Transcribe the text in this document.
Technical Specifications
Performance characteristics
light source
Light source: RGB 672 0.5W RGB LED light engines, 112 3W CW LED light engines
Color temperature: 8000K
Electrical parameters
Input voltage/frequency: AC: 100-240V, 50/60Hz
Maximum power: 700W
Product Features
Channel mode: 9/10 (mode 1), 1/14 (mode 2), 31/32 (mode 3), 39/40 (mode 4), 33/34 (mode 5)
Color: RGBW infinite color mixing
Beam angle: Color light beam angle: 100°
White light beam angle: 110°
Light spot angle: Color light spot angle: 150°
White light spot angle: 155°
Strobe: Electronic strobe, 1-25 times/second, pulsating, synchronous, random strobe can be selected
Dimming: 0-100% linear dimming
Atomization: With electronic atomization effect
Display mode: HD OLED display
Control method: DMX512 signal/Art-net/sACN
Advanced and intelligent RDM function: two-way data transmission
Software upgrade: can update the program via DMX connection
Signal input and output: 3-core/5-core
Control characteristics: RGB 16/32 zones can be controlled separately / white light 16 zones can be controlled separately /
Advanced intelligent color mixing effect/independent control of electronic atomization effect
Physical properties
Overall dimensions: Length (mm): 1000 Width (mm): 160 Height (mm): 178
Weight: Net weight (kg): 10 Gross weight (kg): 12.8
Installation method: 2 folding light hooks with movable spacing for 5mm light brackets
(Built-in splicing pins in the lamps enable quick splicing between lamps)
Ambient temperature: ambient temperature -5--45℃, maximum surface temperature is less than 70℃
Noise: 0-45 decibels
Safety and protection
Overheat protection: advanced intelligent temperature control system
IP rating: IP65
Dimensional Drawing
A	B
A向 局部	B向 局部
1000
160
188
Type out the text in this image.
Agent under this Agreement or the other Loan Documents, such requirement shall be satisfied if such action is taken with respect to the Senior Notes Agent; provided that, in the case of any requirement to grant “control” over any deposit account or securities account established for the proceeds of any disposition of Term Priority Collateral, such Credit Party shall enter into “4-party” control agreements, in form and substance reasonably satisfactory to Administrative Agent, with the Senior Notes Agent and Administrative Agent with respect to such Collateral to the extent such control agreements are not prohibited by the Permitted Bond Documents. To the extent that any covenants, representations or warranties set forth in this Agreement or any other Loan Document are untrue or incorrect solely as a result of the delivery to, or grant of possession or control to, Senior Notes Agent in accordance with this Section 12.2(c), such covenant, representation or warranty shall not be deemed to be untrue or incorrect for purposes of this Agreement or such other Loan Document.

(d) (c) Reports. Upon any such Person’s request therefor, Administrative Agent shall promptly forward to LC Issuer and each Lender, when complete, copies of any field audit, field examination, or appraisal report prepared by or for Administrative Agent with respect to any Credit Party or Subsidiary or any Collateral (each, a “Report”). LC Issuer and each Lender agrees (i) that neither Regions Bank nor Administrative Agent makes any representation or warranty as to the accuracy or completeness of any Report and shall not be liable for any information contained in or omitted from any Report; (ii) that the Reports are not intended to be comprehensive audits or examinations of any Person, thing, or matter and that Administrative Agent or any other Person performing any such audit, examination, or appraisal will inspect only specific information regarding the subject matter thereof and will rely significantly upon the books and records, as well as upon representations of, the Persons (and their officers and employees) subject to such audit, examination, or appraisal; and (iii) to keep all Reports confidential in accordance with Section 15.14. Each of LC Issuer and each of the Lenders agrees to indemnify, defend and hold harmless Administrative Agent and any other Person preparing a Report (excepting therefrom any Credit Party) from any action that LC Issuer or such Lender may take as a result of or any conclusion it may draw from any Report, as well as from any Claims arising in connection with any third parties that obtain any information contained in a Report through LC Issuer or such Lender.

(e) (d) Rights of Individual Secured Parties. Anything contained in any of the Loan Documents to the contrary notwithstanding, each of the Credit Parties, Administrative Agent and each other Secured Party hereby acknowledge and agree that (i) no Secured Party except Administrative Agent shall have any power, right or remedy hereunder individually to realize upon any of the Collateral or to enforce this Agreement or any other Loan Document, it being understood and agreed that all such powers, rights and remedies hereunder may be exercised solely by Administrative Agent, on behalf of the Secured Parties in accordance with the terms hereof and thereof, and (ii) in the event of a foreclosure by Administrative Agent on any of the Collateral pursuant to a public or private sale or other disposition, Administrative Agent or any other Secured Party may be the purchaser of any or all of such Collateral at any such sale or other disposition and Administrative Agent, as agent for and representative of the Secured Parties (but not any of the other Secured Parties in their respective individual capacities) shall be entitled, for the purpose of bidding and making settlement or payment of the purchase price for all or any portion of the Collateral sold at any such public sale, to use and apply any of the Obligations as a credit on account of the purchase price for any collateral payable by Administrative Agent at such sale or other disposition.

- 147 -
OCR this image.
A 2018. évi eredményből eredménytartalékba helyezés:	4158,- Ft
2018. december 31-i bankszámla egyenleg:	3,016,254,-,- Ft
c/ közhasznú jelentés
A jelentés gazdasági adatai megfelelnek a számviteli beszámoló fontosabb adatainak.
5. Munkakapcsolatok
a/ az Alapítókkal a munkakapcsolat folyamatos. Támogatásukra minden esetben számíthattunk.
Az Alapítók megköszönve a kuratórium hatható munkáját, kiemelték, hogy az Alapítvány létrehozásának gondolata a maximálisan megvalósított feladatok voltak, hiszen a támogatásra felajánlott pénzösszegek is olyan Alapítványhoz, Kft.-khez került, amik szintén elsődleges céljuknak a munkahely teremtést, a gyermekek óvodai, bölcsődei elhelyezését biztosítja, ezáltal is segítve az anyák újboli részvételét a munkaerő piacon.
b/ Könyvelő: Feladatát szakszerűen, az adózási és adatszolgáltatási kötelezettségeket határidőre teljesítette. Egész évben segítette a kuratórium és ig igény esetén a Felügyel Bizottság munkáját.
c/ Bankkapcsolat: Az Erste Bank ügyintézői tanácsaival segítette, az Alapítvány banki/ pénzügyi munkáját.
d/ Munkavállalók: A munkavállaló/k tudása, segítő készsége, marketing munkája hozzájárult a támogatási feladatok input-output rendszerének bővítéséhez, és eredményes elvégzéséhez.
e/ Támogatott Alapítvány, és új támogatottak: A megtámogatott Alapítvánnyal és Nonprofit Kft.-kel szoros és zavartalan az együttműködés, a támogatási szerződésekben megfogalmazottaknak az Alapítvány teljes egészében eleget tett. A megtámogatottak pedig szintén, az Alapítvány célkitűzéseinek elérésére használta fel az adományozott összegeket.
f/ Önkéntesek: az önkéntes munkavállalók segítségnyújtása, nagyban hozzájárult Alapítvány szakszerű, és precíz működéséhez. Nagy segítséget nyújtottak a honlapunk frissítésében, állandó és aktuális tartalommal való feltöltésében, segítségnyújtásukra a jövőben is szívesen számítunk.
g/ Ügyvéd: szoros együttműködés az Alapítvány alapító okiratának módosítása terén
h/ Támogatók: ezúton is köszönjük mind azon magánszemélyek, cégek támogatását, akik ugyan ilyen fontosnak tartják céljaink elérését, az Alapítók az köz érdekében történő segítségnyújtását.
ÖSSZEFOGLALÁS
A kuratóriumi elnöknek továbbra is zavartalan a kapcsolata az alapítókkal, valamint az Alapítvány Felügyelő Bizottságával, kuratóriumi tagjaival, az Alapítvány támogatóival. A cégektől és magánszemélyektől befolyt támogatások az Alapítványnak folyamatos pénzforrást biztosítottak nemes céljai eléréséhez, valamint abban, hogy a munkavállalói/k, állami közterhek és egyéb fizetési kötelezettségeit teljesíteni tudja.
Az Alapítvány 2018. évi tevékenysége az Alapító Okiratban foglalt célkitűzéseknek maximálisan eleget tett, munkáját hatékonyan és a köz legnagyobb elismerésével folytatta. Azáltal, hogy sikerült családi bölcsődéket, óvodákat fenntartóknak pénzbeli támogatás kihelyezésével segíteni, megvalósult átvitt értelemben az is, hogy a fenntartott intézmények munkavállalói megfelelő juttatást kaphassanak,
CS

--*--

§ **WRITTEN INSTRUCTION**: State the number of lines in the records that contain the string "mixing", and nothing more.

§ **FINISHED TASK**: 2